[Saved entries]
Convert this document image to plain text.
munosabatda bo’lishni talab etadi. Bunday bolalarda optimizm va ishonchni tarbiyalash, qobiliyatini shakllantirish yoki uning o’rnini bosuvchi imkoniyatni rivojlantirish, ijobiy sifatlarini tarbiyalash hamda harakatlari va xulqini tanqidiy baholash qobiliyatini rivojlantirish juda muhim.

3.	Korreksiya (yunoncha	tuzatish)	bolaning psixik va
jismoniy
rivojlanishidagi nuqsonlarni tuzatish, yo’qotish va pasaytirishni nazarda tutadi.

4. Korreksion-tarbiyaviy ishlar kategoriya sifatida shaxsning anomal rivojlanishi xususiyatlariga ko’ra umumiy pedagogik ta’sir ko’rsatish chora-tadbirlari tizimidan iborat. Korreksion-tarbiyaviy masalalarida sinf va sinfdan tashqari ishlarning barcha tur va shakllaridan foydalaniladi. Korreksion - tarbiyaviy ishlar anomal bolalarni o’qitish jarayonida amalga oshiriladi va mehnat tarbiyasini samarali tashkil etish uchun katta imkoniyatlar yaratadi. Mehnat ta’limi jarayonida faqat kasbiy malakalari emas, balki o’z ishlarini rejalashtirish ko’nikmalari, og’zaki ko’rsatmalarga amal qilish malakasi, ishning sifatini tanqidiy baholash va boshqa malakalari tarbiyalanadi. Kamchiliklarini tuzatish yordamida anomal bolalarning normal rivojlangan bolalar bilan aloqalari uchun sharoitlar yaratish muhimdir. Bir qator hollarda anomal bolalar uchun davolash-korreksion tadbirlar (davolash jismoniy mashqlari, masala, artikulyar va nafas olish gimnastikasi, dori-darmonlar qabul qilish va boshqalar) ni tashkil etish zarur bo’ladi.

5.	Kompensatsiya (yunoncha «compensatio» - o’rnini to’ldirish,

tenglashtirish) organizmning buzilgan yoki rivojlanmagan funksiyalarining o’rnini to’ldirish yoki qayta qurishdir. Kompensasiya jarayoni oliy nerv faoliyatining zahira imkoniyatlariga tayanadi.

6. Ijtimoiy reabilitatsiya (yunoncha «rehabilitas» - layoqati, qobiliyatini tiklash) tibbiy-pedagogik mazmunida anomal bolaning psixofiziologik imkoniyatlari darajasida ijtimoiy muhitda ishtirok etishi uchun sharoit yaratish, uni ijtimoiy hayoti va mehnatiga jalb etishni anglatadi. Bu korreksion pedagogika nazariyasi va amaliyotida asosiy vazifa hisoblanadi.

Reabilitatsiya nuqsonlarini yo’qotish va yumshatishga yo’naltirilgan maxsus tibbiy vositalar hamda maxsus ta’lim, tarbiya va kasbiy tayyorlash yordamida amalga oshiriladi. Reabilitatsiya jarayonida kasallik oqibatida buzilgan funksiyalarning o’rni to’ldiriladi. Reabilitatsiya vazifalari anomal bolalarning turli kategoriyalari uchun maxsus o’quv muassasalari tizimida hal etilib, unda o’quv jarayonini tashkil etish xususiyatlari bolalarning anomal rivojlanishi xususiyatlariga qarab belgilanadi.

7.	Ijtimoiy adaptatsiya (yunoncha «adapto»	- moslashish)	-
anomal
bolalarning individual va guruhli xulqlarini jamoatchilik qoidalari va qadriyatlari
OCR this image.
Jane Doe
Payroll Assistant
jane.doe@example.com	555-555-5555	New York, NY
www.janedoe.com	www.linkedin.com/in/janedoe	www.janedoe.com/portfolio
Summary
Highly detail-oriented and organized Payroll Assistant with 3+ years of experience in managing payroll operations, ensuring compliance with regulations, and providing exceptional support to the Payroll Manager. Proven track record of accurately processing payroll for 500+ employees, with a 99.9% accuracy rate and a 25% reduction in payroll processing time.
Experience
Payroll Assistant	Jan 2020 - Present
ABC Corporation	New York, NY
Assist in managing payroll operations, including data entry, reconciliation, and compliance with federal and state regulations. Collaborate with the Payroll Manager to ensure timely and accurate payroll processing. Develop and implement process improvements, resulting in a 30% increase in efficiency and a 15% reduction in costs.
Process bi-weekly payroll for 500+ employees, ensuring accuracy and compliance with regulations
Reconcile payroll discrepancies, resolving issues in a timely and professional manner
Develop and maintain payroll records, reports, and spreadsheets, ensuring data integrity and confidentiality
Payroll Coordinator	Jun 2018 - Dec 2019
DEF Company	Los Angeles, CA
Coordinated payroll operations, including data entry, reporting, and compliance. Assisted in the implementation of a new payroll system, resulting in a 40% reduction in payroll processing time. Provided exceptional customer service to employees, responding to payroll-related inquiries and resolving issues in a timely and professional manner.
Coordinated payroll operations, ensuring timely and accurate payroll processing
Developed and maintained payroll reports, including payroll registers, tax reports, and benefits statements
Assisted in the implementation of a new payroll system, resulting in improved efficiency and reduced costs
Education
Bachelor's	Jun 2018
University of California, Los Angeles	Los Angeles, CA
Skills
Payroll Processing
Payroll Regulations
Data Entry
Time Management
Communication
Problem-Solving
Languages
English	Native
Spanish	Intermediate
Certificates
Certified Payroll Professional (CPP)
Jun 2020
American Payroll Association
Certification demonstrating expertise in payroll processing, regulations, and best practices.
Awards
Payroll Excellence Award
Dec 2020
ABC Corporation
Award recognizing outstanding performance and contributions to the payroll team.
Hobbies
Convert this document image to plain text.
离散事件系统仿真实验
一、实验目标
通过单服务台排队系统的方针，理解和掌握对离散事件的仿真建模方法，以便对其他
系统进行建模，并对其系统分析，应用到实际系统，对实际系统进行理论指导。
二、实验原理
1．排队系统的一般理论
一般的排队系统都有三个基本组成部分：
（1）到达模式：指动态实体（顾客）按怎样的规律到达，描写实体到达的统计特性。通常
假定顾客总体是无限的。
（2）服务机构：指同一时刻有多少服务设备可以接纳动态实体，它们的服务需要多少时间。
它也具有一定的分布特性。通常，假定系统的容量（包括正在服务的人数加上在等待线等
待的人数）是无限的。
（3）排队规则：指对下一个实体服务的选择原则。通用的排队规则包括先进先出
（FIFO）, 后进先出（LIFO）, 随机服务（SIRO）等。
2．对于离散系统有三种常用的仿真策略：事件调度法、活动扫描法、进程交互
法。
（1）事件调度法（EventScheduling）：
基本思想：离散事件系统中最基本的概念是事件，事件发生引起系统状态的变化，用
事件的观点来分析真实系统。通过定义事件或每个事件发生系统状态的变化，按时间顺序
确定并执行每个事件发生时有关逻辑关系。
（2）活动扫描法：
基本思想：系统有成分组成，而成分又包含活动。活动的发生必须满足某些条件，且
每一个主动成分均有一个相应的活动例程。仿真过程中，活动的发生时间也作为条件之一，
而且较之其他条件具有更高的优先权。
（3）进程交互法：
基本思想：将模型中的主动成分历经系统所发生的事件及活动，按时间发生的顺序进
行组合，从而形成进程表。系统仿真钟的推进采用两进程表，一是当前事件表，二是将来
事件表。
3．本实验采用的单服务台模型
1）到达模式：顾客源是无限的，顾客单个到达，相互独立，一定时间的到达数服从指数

### Prompt
Write out each line of the data above again, exactly as given.

### Answer to this problem
Convert this document image to plain text.
munosabatda bo’lishni talab etadi. Bunday bolalarda optimizm va ishonchni tarbiyalash, qobiliyatini shakllantirish yoki uning o’rnini bosuvchi imkoniyatni rivojlantirish, ijobiy sifatlarini tarbiyalash hamda harakatlari va xulqini tanqidiy baholash qobiliyatini rivojlantirish juda muhim.

3.	Korreksiya (yunoncha	tuzatish)	bolaning psixik va
jismoniy
rivojlanishidagi nuqsonlarni tuzatish, yo’qotish va pasaytirishni nazarda tutadi.

4. Korreksion-tarbiyaviy ishlar kategoriya sifatida shaxsning anomal rivojlanishi xususiyatlariga ko’ra umumiy pedagogik ta’sir ko’rsatish chora-tadbirlari tizimidan iborat. Korreksion-tarbiyaviy masalalarida sinf va sinfdan tashqari ishlarning barcha tur va shakllaridan foydalaniladi. Korreksion - tarbiyaviy ishlar anomal bolalarni o’qitish jarayonida amalga oshiriladi va mehnat tarbiyasini samarali tashkil etish uchun katta imkoniyatlar yaratadi. Mehnat ta’limi jarayonida faqat kasbiy malakalari emas, balki o’z ishlarini rejalashtirish ko’nikmalari, og’zaki ko’rsatmalarga amal qilish malakasi, ishning sifatini tanqidiy baholash va boshqa malakalari tarbiyalanadi. Kamchiliklarini tuzatish yordamida anomal bolalarning normal rivojlangan bolalar bilan aloqalari uchun sharoitlar yaratish muhimdir. Bir qator hollarda anomal bolalar uchun davolash-korreksion tadbirlar (davolash jismoniy mashqlari, masala, artikulyar va nafas olish gimnastikasi, dori-darmonlar qabul qilish va boshqalar) ni tashkil etish zarur bo’ladi.

5.	Kompensatsiya (yunoncha «compensatio» - o’rnini to’ldirish,

tenglashtirish) organizmning buzilgan yoki rivojlanmagan funksiyalarining o’rnini to’ldirish yoki qayta qurishdir. Kompensasiya jarayoni oliy nerv faoliyatining zahira imkoniyatlariga tayanadi.

6. Ijtimoiy reabilitatsiya (yunoncha «rehabilitas» - layoqati, qobiliyatini tiklash) tibbiy-pedagogik mazmunida anomal bolaning psixofiziologik imkoniyatlari darajasida ijtimoiy muhitda ishtirok etishi uchun sharoit yaratish, uni ijtimoiy hayoti va mehnatiga jalb etishni anglatadi. Bu korreksion pedagogika nazariyasi va amaliyotida asosiy vazifa hisoblanadi.

Reabilitatsiya nuqsonlarini yo’qotish va yumshatishga yo’naltirilgan maxsus tibbiy vositalar hamda maxsus ta’lim, tarbiya va kasbiy tayyorlash yordamida amalga oshiriladi. Reabilitatsiya jarayonida kasallik oqibatida buzilgan funksiyalarning o’rni to’ldiriladi. Reabilitatsiya vazifalari anomal bolalarning turli kategoriyalari uchun maxsus o’quv muassasalari tizimida hal etilib, unda o’quv jarayonini tashkil etish xususiyatlari bolalarning anomal rivojlanishi xususiyatlariga qarab belgilanadi.

7.	Ijtimoiy adaptatsiya (yunoncha «adapto»	- moslashish)	-
anomal
bolalarning individual va guruhli xulqlarini jamoatchilik qoidalari va qadriyatlari
OCR this image.
Jane Doe
Payroll Assistant
jane.doe@example.com	555-555-5555	New York, NY
www.janedoe.com	www.linkedin.com/in/janedoe	www.janedoe.com/portfolio
Summary
Highly detail-oriented and organized Payroll Assistant with 3+ years of experience in managing payroll operations, ensuring compliance with regulations, and providing exceptional support to the Payroll Manager. Proven track record of accurately processing payroll for 500+ employees, with a 99.9% accuracy rate and a 25% reduction in payroll processing time.
Experience
Payroll Assistant	Jan 2020 - Present
ABC Corporation	New York, NY
Assist in managing payroll operations, including data entry, reconciliation, and compliance with federal and state regulations. Collaborate with the Payroll Manager to ensure timely and accurate payroll processing. Develop and implement process improvements, resulting in a 30% increase in efficiency and a 15% reduction in costs.
Process bi-weekly payroll for 500+ employees, ensuring accuracy and compliance with regulations
Reconcile payroll discrepancies, resolving issues in a timely and professional manner
Develop and maintain payroll records, reports, and spreadsheets, ensuring data integrity and confidentiality
Payroll Coordinator	Jun 2018 - Dec 2019
DEF Company	Los Angeles, CA
Coordinated payroll operations, including data entry, reporting, and compliance. Assisted in the implementation of a new payroll system, resulting in a 40% reduction in payroll processing time. Provided exceptional customer service to employees, responding to payroll-related inquiries and resolving issues in a timely and professional manner.
Coordinated payroll operations, ensuring timely and accurate payroll processing
Developed and maintained payroll reports, including payroll registers, tax reports, and benefits statements
Assisted in the implementation of a new payroll system, resulting in improved efficiency and reduced costs
Education
Bachelor's	Jun 2018
University of California, Los Angeles	Los Angeles, CA
Skills
Payroll Processing
Payroll Regulations
Data Entry
Time Management
Communication
Problem-Solving
Languages
English	Native
Spanish	Intermediate
Certificates
Certified Payroll Professional (CPP)
Jun 2020
American Payroll Association
Certification demonstrating expertise in payroll processing, regulations, and best practices.
Awards
Payroll Excellence Award
Dec 2020
ABC Corporation
Award recognizing outstanding performance and contributions to the payroll team.
Hobbies
Convert this document image to plain text.
离散事件系统仿真实验
一、实验目标
通过单服务台排队系统的方针，理解和掌握对离散事件的仿真建模方法，以便对其他
系统进行建模，并对其系统分析，应用到实际系统，对实际系统进行理论指导。
二、实验原理
1．排队系统的一般理论
一般的排队系统都有三个基本组成部分：
（1）到达模式：指动态实体（顾客）按怎样的规律到达，描写实体到达的统计特性。通常
假定顾客总体是无限的。
（2）服务机构：指同一时刻有多少服务设备可以接纳动态实体，它们的服务需要多少时间。
它也具有一定的分布特性。通常，假定系统的容量（包括正在服务的人数加上在等待线等
待的人数）是无限的。
（3）排队规则：指对下一个实体服务的选择原则。通用的排队规则包括先进先出
（FIFO）, 后进先出（LIFO）, 随机服务（SIRO）等。
2．对于离散系统有三种常用的仿真策略：事件调度法、活动扫描法、进程交互
法。
（1）事件调度法（EventScheduling）：
基本思想：离散事件系统中最基本的概念是事件，事件发生引起系统状态的变化，用
事件的观点来分析真实系统。通过定义事件或每个事件发生系统状态的变化，按时间顺序
确定并执行每个事件发生时有关逻辑关系。
（2）活动扫描法：
基本思想：系统有成分组成，而成分又包含活动。活动的发生必须满足某些条件，且
每一个主动成分均有一个相应的活动例程。仿真过程中，活动的发生时间也作为条件之一，
而且较之其他条件具有更高的优先权。
（3）进程交互法：
基本思想：将模型中的主动成分历经系统所发生的事件及活动，按时间发生的顺序进
行组合，从而形成进程表。系统仿真钟的推进采用两进程表，一是当前事件表，二是将来
事件表。
3．本实验采用的单服务台模型
1）到达模式：顾客源是无限的，顾客单个到达，相互独立，一定时间的到达数服从指数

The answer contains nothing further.